Van Gogh met other aspiring painters such as Henri de Toulouse-Lautrec, Paul Signac, and Emile Bernard. Along with his brother, van Gogh visited artists' studios, and in November 1887, they met Paul Gauguin, who showed them the vivid and colorful visions of the tropics he had painted during his recent stay in Martinique.

Van Gogh absorbed all these new influences, intent on finding his own mode of expression. But more than anything, he was determined to comprehend and master color.

In Paris, van Gogh enlivened his palette by painting bouquets of flowers in random combinations to study the range of natural hues. In writing to Theo, van Gogh equated color with vitality. "What color is in a picture," he observed, "enthusiasm is in life."

Van Gogh's time in Paris allowed him to rejuvenate his life and advance his art. His exploration of color transformed the way he painted and confirmed his conviction that his passion for art was the essential force in his life. The following pages take you to the paintings van Gogh completed in Paris.

  • Wheatfield with a Lark: Vincent van Gogh instilled this painting with the sense of spontaneity associated with Impressionism. Learn about Wheatfield with a Lark, which van Gogh painted outside among the fields.

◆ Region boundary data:

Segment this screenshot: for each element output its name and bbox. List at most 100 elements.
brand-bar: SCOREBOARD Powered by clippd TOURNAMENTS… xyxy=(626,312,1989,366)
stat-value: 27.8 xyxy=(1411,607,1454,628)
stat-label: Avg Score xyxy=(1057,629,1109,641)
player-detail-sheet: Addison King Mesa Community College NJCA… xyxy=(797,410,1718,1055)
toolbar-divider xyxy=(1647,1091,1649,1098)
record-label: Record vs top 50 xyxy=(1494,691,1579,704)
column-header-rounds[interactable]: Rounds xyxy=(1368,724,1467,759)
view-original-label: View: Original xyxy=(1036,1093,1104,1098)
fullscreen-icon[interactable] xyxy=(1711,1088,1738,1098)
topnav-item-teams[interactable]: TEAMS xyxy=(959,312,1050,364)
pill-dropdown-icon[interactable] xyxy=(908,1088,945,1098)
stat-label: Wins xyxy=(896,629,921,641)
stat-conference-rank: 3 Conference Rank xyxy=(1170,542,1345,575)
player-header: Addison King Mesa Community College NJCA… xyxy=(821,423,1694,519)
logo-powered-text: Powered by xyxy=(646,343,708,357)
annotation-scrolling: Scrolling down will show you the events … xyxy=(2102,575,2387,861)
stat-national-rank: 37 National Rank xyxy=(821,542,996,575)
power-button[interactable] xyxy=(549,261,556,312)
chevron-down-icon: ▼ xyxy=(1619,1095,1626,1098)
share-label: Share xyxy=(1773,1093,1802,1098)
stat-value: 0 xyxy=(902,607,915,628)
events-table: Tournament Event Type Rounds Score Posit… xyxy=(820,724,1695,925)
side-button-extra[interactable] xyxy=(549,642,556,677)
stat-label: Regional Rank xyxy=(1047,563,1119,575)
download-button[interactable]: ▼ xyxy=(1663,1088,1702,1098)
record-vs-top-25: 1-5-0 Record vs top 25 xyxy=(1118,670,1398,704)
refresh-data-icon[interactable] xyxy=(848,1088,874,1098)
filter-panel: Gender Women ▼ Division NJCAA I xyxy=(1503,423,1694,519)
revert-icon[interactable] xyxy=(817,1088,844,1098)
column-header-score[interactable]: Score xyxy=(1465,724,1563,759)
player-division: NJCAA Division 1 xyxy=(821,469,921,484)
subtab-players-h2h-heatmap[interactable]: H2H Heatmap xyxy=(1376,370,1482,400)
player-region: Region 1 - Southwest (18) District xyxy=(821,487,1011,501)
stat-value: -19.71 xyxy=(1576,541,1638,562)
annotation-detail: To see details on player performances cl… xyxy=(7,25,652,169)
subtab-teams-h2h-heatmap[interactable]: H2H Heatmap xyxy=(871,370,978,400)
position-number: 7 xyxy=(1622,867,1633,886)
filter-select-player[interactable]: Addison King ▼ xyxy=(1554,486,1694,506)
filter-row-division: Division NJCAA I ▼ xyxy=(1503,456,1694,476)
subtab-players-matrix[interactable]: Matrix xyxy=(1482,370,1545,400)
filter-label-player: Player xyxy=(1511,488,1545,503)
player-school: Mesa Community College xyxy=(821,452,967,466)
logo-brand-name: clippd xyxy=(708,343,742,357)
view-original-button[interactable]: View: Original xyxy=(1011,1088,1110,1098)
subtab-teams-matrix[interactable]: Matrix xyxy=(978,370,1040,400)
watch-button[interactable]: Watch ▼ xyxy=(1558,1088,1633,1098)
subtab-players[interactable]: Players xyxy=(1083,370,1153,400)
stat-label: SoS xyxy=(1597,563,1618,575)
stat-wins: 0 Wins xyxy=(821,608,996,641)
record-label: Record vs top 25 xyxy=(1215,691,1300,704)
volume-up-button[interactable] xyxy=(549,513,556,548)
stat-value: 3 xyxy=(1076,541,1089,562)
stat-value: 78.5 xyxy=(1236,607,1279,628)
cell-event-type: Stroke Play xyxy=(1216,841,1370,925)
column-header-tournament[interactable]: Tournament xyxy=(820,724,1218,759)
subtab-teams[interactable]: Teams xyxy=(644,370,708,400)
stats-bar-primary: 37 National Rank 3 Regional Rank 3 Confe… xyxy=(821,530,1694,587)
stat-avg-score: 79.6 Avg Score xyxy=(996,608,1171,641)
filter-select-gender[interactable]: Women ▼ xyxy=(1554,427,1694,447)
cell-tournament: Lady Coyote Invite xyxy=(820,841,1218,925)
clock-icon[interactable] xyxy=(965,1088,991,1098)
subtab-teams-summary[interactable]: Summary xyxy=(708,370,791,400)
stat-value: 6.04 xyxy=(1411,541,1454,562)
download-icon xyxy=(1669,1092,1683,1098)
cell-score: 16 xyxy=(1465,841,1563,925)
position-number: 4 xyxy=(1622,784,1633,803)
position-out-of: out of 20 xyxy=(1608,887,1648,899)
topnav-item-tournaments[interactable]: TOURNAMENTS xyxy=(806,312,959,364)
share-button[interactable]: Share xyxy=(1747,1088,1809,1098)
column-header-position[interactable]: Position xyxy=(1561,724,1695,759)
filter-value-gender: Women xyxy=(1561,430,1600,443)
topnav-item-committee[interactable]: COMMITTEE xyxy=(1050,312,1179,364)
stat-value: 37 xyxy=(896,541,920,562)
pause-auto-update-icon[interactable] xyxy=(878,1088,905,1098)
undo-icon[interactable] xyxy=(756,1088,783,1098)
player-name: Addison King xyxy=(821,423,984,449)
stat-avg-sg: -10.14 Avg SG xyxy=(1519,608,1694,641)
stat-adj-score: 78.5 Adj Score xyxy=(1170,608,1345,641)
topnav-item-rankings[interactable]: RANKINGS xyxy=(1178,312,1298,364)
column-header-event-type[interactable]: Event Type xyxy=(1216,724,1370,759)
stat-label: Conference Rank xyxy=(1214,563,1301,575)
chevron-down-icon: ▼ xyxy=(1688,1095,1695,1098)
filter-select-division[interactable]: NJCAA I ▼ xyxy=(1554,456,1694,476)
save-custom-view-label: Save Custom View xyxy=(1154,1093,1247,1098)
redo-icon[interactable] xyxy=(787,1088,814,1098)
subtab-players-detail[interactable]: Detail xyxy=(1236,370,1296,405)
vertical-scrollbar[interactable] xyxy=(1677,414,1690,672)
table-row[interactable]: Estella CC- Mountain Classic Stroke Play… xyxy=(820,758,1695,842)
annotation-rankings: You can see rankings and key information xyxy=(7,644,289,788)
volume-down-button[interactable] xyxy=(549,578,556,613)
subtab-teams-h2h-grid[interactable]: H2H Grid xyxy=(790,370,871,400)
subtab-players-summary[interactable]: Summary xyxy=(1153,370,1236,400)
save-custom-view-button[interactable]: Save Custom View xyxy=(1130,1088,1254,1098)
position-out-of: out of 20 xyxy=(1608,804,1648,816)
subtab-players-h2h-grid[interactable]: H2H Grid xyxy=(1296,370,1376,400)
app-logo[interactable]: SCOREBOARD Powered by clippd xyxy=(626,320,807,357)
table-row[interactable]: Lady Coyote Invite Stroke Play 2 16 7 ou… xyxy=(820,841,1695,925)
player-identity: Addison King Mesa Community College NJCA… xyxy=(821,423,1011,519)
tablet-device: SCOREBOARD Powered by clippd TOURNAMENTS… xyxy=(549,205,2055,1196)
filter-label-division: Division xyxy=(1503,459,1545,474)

◆ Stated problem A:
For the passage on van Gogh in Paris, decide whether each statement below agrees with it. Answer yes or no for each, and quote the words of the passage that decide it.
(i) Van Gogh and his brother met Paul Gauguin in November 1887.
(ii) Gauguin showed them tropical scenes he had painted during a recent stay in Martinique.
(iii) Van Gogh painted Wheatfield with a Lark inside his studio.
◆ Stated problem B:
Proceed with the passage on van Gogh in Paris, picking up right after its final sentence.

◆ Answer A:
(i) Yes: "in November 1887, they met Paul Gauguin"
(ii) Yes: "the vivid and colorful visions of the tropics he had painted during his recent stay in Martinique"
(iii) No: "which van Gogh painted outside among the fields"

◆ Answer B:
  • A Pair of Shoes: In this still life painting, Vincent van Gogh experimented with color, introducing a deep, rich gold tonality into the somber browns of his palette.
  • Self-Portrait of Vincent van Gogh: Influenced by the Neo-Impressionism approach of artists like Seurat, Vincent van Gogh experimented with pointillism when creating this self-portrait. Learn how van Gogh's unique color combinations heightened the emotional content of the painting.
  • Le Moulin de la Galette: Vincent van Gogh often preferred to paint en plein air -- out of the studio and in natural light. Observe how painting outdoors enriched the color quality in Le Moulin de la Galette.
  • Boulevard de Clichy: Vincent van Gogh again broadened his color palette when creating this painting. Note how van Gogh infuses Boulevard de Clichy with floral hues and jewel tones.
  • Garden with Sunflower: Vincent van Gogh created several studies of sunflowers while living in Paris. Learn how van Gogh used contrasting colors in Garden with Sunflower.
  • Flowers in a Blue Vase: Vincent van Gogh displays a full tonal range of color -- from deep brown to opalescent pinks -- in Flowers in a Blue Vase.
  • Self-Portrait: With its deeply shadowed background, this self-portrait of Vincent van Gogh is reminiscent of Rembrandt. Learn how van Gogh differentiated his series of self-portraits through his use of color.
  • Two Cut Sunflowers: For his experiments with color, Vincent van Gogh often preferred flowers to other subjects. Learn how van Gogh used bold, contrasting colors to explore the full range of yellow in Two Cut Sunflowers.
  • Le Pere Tanguy: Vincent van Gogh painted this Paris art shop proprietor against a backdrop of Japanese prints, which van Gogh collected and admired.

A lone lark soars across the sky in Wheatfield with a Lark. Learn about this Vincent van Gogh painting in the next section.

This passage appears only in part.